━━ RECORDS FOR THIS TASK
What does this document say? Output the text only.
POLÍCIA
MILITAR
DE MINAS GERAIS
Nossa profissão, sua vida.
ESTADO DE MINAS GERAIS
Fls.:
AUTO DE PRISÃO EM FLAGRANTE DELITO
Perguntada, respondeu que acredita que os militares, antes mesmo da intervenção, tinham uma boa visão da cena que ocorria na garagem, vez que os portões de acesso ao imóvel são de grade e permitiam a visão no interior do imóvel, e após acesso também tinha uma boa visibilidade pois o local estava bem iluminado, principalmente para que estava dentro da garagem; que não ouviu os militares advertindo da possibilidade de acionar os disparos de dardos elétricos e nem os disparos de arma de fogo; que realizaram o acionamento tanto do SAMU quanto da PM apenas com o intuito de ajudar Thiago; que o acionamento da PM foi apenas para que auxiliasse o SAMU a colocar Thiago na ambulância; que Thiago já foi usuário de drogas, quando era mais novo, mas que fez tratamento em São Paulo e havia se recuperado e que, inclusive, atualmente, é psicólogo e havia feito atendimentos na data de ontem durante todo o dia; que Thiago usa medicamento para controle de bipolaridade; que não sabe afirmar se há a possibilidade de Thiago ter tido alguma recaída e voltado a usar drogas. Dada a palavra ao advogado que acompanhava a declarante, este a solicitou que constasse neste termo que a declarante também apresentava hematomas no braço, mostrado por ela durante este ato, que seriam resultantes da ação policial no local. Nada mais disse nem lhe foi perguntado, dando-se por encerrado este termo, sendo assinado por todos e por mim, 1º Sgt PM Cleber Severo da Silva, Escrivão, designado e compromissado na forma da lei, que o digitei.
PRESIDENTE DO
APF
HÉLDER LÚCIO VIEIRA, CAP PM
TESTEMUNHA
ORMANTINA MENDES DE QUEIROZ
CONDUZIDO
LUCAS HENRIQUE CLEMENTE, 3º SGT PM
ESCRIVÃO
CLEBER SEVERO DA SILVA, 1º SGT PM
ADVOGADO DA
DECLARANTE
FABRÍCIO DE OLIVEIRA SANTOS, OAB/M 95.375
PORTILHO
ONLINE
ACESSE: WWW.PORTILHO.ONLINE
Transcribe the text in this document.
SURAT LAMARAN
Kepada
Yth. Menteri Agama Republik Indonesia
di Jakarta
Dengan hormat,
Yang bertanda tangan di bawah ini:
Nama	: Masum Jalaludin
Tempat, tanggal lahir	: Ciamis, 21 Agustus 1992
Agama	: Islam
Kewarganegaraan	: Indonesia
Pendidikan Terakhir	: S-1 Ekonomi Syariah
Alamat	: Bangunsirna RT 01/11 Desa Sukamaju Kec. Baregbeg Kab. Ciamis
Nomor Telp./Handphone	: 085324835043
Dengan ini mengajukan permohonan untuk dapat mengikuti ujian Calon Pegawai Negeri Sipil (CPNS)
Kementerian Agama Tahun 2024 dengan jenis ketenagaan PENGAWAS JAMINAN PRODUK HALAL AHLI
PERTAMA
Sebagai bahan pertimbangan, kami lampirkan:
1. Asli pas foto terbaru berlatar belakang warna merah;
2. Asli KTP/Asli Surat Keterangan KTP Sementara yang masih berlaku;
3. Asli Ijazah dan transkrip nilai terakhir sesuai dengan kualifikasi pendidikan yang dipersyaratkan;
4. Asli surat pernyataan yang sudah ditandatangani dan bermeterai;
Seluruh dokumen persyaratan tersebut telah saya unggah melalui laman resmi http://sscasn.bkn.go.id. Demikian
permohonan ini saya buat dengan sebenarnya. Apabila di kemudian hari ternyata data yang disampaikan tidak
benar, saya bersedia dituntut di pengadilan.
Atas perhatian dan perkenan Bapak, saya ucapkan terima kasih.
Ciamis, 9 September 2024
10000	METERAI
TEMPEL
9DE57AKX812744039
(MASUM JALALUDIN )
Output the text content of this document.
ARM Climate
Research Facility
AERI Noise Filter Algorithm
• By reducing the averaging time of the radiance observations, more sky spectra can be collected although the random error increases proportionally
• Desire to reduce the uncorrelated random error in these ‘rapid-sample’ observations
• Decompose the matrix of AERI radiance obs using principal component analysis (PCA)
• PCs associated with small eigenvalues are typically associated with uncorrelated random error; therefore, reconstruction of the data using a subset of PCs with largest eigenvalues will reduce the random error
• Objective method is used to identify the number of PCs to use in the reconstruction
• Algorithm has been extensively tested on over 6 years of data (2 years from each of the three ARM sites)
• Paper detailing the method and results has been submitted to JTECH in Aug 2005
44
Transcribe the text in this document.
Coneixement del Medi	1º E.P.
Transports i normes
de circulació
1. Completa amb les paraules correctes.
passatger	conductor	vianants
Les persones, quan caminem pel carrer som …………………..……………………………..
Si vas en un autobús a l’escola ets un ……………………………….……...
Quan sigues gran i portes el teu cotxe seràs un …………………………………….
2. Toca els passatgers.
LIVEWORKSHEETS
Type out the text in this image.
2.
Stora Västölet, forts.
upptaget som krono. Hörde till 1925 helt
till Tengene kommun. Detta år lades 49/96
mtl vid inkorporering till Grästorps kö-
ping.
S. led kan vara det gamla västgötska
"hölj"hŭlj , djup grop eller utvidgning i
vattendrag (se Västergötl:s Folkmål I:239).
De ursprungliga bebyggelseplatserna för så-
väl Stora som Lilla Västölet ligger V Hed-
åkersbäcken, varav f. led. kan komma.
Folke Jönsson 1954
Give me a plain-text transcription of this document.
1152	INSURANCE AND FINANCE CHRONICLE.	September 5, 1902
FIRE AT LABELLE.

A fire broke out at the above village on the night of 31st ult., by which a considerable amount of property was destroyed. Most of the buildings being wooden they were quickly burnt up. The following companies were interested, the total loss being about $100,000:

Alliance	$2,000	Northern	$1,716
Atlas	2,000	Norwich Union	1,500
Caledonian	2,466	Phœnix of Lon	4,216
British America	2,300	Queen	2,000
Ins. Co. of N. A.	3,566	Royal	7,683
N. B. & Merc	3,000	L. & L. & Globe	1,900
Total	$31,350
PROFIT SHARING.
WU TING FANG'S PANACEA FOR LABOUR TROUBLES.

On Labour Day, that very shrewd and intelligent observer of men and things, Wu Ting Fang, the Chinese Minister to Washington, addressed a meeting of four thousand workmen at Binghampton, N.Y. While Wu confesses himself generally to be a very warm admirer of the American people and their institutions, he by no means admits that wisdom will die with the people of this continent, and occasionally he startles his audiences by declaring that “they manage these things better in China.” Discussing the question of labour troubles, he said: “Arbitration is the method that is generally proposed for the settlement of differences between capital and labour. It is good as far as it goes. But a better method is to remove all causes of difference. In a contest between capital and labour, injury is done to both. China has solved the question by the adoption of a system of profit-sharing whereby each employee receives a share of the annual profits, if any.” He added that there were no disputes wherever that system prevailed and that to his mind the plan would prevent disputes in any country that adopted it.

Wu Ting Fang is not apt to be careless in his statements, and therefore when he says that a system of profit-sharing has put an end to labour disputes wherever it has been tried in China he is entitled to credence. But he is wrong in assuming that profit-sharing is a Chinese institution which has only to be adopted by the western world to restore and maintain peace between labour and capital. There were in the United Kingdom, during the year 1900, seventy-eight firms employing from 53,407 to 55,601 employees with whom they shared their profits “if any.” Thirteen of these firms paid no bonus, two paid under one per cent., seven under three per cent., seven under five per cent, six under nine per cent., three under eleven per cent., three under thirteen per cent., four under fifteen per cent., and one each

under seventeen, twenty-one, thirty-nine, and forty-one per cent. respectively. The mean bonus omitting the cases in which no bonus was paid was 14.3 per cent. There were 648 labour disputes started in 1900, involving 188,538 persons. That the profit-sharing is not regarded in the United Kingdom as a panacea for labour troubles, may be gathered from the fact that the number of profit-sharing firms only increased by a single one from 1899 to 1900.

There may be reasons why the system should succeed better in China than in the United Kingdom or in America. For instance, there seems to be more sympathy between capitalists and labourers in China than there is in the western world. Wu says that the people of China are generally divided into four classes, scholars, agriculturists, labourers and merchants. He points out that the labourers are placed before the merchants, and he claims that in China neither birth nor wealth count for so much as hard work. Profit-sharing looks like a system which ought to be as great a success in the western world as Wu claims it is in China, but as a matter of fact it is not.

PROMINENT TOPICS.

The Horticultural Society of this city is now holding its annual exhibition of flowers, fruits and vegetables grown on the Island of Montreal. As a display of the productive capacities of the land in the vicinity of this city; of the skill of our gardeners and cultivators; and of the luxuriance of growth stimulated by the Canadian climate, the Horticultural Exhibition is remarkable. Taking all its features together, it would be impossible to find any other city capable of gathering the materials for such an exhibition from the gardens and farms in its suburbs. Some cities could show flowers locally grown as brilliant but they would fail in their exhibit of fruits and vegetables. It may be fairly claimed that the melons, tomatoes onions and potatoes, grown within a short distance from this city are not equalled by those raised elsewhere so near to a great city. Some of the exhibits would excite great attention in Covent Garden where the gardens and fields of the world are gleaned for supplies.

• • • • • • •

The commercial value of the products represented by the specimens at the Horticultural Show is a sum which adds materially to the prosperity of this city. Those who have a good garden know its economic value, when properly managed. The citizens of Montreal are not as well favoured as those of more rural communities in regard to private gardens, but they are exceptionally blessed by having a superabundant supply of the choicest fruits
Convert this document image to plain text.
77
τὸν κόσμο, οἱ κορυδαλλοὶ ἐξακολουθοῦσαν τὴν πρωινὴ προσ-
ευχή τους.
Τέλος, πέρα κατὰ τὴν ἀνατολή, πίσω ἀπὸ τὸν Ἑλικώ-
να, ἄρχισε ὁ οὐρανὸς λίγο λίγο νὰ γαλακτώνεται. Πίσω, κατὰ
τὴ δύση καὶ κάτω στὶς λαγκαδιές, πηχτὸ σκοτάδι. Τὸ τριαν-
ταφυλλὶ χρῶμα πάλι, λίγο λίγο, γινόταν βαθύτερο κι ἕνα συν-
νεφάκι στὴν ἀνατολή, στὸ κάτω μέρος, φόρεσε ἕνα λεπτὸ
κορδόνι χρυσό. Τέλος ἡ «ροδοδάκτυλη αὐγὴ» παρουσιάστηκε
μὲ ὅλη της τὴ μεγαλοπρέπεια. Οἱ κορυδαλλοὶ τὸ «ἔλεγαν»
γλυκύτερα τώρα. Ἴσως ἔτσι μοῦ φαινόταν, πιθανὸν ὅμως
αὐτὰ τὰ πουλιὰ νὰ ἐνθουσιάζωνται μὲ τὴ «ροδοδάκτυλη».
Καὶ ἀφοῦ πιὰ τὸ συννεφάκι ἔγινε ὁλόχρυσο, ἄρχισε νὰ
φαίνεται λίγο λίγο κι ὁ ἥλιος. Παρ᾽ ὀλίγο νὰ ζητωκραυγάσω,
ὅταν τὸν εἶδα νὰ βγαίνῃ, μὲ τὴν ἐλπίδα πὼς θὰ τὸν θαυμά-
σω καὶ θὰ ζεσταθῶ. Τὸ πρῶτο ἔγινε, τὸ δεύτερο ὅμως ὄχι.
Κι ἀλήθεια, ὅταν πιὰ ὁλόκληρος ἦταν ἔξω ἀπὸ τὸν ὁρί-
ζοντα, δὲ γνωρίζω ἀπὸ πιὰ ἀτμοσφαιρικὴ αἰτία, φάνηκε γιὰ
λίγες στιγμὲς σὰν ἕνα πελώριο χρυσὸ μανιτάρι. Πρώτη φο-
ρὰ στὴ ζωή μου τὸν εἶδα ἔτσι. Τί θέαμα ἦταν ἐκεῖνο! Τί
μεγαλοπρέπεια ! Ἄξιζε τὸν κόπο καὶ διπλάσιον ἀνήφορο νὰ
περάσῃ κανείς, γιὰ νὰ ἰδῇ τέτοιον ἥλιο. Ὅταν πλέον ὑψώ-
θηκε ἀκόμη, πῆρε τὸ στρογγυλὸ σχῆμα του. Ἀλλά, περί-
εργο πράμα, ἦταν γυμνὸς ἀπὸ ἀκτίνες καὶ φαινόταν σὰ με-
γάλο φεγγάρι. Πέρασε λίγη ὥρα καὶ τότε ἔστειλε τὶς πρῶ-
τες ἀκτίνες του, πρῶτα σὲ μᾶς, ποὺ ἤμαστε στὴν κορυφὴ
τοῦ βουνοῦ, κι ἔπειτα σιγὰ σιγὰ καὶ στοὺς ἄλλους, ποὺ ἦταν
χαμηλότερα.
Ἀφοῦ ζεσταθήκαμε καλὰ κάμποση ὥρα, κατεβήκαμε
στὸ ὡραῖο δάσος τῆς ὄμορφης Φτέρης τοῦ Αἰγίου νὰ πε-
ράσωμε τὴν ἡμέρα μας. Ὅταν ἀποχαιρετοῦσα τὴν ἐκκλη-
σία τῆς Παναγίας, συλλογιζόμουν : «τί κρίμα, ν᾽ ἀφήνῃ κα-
━━━━
# [GIVEN REQUEST]
Filter out every line that lacks the word "text", and copy the rest.

# [COMPLETED TASK]
What does this document say? Output the text only.
Transcribe the text in this document.
Output the text content of this document.
Transcribe the text in this document.
Type out the text in this image.
Give me a plain-text transcription of this document.
Convert this document image to plain text.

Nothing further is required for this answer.